(Data rows)
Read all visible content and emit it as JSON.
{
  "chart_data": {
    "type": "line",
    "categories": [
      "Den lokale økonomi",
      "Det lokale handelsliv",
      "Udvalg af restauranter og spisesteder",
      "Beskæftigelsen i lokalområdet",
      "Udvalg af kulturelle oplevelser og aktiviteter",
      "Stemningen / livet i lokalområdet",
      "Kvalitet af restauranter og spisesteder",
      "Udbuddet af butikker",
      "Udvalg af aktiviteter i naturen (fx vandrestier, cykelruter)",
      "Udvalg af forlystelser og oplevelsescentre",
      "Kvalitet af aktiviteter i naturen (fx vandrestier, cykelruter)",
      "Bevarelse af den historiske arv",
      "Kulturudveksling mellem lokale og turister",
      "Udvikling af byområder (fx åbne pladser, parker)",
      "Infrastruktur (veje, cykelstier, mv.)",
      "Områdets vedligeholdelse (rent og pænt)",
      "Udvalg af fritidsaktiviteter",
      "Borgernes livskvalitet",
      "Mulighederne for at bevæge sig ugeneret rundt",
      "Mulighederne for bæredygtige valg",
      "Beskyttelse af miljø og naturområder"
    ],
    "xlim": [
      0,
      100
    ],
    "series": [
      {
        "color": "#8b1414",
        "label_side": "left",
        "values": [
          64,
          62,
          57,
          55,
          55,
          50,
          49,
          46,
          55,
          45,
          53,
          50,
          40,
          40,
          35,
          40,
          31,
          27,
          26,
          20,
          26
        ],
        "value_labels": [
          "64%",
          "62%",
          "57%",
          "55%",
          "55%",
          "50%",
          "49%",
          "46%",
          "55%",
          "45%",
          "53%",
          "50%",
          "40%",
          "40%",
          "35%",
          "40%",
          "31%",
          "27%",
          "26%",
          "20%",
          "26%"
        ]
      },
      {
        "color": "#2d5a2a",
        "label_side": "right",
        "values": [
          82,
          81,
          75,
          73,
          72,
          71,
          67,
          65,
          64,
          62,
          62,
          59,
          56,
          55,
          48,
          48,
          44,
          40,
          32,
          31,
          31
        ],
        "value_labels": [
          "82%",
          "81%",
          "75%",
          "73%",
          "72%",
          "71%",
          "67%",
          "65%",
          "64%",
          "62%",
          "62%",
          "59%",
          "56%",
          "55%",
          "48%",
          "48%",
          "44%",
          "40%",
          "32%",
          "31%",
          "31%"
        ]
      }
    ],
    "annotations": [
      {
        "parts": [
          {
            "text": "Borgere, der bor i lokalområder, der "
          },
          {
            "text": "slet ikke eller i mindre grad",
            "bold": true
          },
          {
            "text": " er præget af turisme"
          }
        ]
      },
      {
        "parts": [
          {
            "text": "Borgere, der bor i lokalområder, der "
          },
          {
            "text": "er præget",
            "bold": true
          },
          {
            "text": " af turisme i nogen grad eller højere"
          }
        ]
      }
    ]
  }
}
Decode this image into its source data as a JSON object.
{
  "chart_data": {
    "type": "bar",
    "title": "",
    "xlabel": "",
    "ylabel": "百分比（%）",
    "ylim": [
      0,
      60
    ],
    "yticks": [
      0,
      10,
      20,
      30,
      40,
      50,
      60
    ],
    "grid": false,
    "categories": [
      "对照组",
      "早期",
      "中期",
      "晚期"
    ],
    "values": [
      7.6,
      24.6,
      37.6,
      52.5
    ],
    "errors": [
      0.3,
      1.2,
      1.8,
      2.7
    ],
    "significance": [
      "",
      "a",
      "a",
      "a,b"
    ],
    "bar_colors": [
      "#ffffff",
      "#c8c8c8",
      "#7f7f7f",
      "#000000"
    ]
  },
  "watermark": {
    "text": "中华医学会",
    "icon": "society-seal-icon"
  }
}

(Problem description)
Reproduce every record above exactly as it appears.

(Exercise response)
Read all visible content and emit it as JSON.
{
  "chart_data": {
    "type": "line",
    "categories": [
      "Den lokale økonomi",
      "Det lokale handelsliv",
      "Udvalg af restauranter og spisesteder",
      "Beskæftigelsen i lokalområdet",
      "Udvalg af kulturelle oplevelser og aktiviteter",
      "Stemningen / livet i lokalområdet",
      "Kvalitet af restauranter og spisesteder",
      "Udbuddet af butikker",
      "Udvalg af aktiviteter i naturen (fx vandrestier, cykelruter)",
      "Udvalg af forlystelser og oplevelsescentre",
      "Kvalitet af aktiviteter i naturen (fx vandrestier, cykelruter)",
      "Bevarelse af den historiske arv",
      "Kulturudveksling mellem lokale og turister",
      "Udvikling af byområder (fx åbne pladser, parker)",
      "Infrastruktur (veje, cykelstier, mv.)",
      "Områdets vedligeholdelse (rent og pænt)",
      "Udvalg af fritidsaktiviteter",
      "Borgernes livskvalitet",
      "Mulighederne for at bevæge sig ugeneret rundt",
      "Mulighederne for bæredygtige valg",
      "Beskyttelse af miljø og naturområder"
    ],
    "xlim": [
      0,
      100
    ],
    "series": [
      {
        "color": "#8b1414",
        "label_side": "left",
        "values": [
          64,
          62,
          57,
          55,
          55,
          50,
          49,
          46,
          55,
          45,
          53,
          50,
          40,
          40,
          35,
          40,
          31,
          27,
          26,
          20,
          26
        ],
        "value_labels": [
          "64%",
          "62%",
          "57%",
          "55%",
          "55%",
          "50%",
          "49%",
          "46%",
          "55%",
          "45%",
          "53%",
          "50%",
          "40%",
          "40%",
          "35%",
          "40%",
          "31%",
          "27%",
          "26%",
          "20%",
          "26%"
        ]
      },
      {
        "color": "#2d5a2a",
        "label_side": "right",
        "values": [
          82,
          81,
          75,
          73,
          72,
          71,
          67,
          65,
          64,
          62,
          62,
          59,
          56,
          55,
          48,
          48,
          44,
          40,
          32,
          31,
          31
        ],
        "value_labels": [
          "82%",
          "81%",
          "75%",
          "73%",
          "72%",
          "71%",
          "67%",
          "65%",
          "64%",
          "62%",
          "62%",
          "59%",
          "56%",
          "55%",
          "48%",
          "48%",
          "44%",
          "40%",
          "32%",
          "31%",
          "31%"
        ]
      }
    ],
    "annotations": [
      {
        "parts": [
          {
            "text": "Borgere, der bor i lokalområder, der "
          },
          {
            "text": "slet ikke eller i mindre grad",
            "bold": true
          },
          {
            "text": " er præget af turisme"
          }
        ]
      },
      {
        "parts": [
          {
            "text": "Borgere, der bor i lokalområder, der "
          },
          {
            "text": "er præget",
            "bold": true
          },
          {
            "text": " af turisme i nogen grad eller højere"
          }
        ]
      }
    ]
  }
}
Decode this image into its source data as a JSON object.
{
  "chart_data": {
    "type": "bar",
    "title": "",
    "xlabel": "",
    "ylabel": "百分比（%）",
    "ylim": [
      0,
      60
    ],
    "yticks": [
      0,
      10,
      20,
      30,
      40,
      50,
      60
    ],
    "grid": false,
    "categories": [
      "对照组",
      "早期",
      "中期",
      "晚期"
    ],
    "values": [
      7.6,
      24.6,
      37.6,
      52.5
    ],
    "errors": [
      0.3,
      1.2,
      1.8,
      2.7
    ],
    "significance": [
      "",
      "a",
      "a",
      "a,b"
    ],
    "bar_colors": [
      "#ffffff",
      "#c8c8c8",
      "#7f7f7f",
      "#000000"
    ]
  },
  "watermark": {
    "text": "中华医学会",
    "icon": "society-seal-icon"
  }
}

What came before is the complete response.